:: Task brief ::
All of the records below must be output exactly, with no pictures carried over.

:: Information supplied ::
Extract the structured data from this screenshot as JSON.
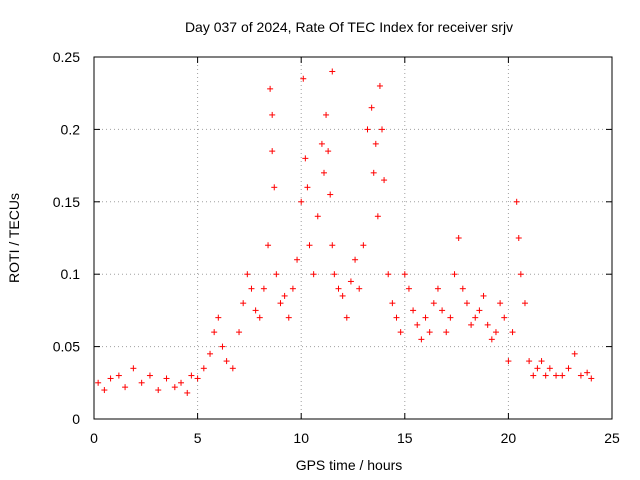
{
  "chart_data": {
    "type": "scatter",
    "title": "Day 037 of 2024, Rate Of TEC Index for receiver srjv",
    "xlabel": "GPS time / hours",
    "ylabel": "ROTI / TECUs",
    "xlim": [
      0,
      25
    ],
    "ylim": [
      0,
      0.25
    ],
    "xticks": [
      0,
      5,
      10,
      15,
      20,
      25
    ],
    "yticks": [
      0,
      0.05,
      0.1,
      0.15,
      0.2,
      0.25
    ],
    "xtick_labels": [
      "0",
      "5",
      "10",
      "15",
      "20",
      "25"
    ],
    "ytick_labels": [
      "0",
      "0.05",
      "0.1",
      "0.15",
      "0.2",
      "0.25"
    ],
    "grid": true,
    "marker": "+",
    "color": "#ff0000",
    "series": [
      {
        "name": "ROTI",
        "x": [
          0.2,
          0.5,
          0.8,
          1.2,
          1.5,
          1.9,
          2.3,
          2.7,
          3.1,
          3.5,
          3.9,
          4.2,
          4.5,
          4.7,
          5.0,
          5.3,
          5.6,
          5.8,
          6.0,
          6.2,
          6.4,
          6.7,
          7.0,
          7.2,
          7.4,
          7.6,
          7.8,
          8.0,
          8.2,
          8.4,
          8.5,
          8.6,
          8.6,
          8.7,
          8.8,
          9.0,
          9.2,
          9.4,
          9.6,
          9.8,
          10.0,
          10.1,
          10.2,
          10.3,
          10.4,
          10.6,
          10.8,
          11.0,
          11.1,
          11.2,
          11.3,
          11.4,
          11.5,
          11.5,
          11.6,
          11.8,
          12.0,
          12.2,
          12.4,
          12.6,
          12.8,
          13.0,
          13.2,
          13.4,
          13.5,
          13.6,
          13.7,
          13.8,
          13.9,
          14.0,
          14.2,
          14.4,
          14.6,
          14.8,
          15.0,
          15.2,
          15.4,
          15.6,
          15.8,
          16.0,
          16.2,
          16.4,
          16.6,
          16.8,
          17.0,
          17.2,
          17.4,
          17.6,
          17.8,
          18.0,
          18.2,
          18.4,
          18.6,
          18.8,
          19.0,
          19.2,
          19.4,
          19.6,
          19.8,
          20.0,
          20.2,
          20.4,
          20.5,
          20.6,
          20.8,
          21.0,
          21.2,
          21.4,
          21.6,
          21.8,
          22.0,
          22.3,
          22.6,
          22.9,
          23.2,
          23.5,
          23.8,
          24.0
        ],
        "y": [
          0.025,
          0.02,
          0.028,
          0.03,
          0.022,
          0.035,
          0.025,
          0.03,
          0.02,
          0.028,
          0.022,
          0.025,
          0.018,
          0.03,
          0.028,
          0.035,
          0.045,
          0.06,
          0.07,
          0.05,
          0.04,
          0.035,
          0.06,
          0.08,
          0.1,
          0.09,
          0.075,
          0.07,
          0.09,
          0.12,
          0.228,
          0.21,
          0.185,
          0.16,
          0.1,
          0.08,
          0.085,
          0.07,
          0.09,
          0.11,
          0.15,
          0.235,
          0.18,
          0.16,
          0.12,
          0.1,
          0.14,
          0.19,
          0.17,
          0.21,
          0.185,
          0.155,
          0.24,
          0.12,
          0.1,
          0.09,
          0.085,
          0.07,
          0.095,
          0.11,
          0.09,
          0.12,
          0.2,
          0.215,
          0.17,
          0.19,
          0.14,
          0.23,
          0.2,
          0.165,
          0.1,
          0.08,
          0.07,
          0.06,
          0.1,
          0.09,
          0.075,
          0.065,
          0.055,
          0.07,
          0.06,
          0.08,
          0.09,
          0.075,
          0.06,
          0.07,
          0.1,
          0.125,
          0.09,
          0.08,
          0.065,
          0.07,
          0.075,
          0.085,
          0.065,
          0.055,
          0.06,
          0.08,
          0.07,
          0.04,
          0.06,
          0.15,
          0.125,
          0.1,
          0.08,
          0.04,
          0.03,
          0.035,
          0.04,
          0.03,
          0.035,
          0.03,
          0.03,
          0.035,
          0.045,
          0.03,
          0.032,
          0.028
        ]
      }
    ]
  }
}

:: Solution to the exercise ::
Extract the structured data from this screenshot as JSON.
{
  "chart_data": {
    "type": "scatter",
    "title": "Day 037 of 2024, Rate Of TEC Index for receiver srjv",
    "xlabel": "GPS time / hours",
    "ylabel": "ROTI / TECUs",
    "xlim": [
      0,
      25
    ],
    "ylim": [
      0,
      0.25
    ],
    "xticks": [
      0,
      5,
      10,
      15,
      20,
      25
    ],
    "yticks": [
      0,
      0.05,
      0.1,
      0.15,
      0.2,
      0.25
    ],
    "xtick_labels": [
      "0",
      "5",
      "10",
      "15",
      "20",
      "25"
    ],
    "ytick_labels": [
      "0",
      "0.05",
      "0.1",
      "0.15",
      "0.2",
      "0.25"
    ],
    "grid": true,
    "marker": "+",
    "color": "#ff0000",
    "series": [
      {
        "name": "ROTI",
        "x": [
          0.2,
          0.5,
          0.8,
          1.2,
          1.5,
          1.9,
          2.3,
          2.7,
          3.1,
          3.5,
          3.9,
          4.2,
          4.5,
          4.7,
          5.0,
          5.3,
          5.6,
          5.8,
          6.0,
          6.2,
          6.4,
          6.7,
          7.0,
          7.2,
          7.4,
          7.6,
          7.8,
          8.0,
          8.2,
          8.4,
          8.5,
          8.6,
          8.6,
          8.7,
          8.8,
          9.0,
          9.2,
          9.4,
          9.6,
          9.8,
          10.0,
          10.1,
          10.2,
          10.3,
          10.4,
          10.6,
          10.8,
          11.0,
          11.1,
          11.2,
          11.3,
          11.4,
          11.5,
          11.5,
          11.6,
          11.8,
          12.0,
          12.2,
          12.4,
          12.6,
          12.8,
          13.0,
          13.2,
          13.4,
          13.5,
          13.6,
          13.7,
          13.8,
          13.9,
          14.0,
          14.2,
          14.4,
          14.6,
          14.8,
          15.0,
          15.2,
          15.4,
          15.6,
          15.8,
          16.0,
          16.2,
          16.4,
          16.6,
          16.8,
          17.0,
          17.2,
          17.4,
          17.6,
          17.8,
          18.0,
          18.2,
          18.4,
          18.6,
          18.8,
          19.0,
          19.2,
          19.4,
          19.6,
          19.8,
          20.0,
          20.2,
          20.4,
          20.5,
          20.6,
          20.8,
          21.0,
          21.2,
          21.4,
          21.6,
          21.8,
          22.0,
          22.3,
          22.6,
          22.9,
          23.2,
          23.5,
          23.8,
          24.0
        ],
        "y": [
          0.025,
          0.02,
          0.028,
          0.03,
          0.022,
          0.035,
          0.025,
          0.03,
          0.02,
          0.028,
          0.022,
          0.025,
          0.018,
          0.03,
          0.028,
          0.035,
          0.045,
          0.06,
          0.07,
          0.05,
          0.04,
          0.035,
          0.06,
          0.08,
          0.1,
          0.09,
          0.075,
          0.07,
          0.09,
          0.12,
          0.228,
          0.21,
          0.185,
          0.16,
          0.1,
          0.08,
          0.085,
          0.07,
          0.09,
          0.11,
          0.15,
          0.235,
          0.18,
          0.16,
          0.12,
          0.1,
          0.14,
          0.19,
          0.17,
          0.21,
          0.185,
          0.155,
          0.24,
          0.12,
          0.1,
          0.09,
          0.085,
          0.07,
          0.095,
          0.11,
          0.09,
          0.12,
          0.2,
          0.215,
          0.17,
          0.19,
          0.14,
          0.23,
          0.2,
          0.165,
          0.1,
          0.08,
          0.07,
          0.06,
          0.1,
          0.09,
          0.075,
          0.065,
          0.055,
          0.07,
          0.06,
          0.08,
          0.09,
          0.075,
          0.06,
          0.07,
          0.1,
          0.125,
          0.09,
          0.08,
          0.065,
          0.07,
          0.075,
          0.085,
          0.065,
          0.055,
          0.06,
          0.08,
          0.07,
          0.04,
          0.06,
          0.15,
          0.125,
          0.1,
          0.08,
          0.04,
          0.03,
          0.035,
          0.04,
          0.03,
          0.035,
          0.03,
          0.03,
          0.035,
          0.045,
          0.03,
          0.032,
          0.028
        ]
      }
    ]
  }
}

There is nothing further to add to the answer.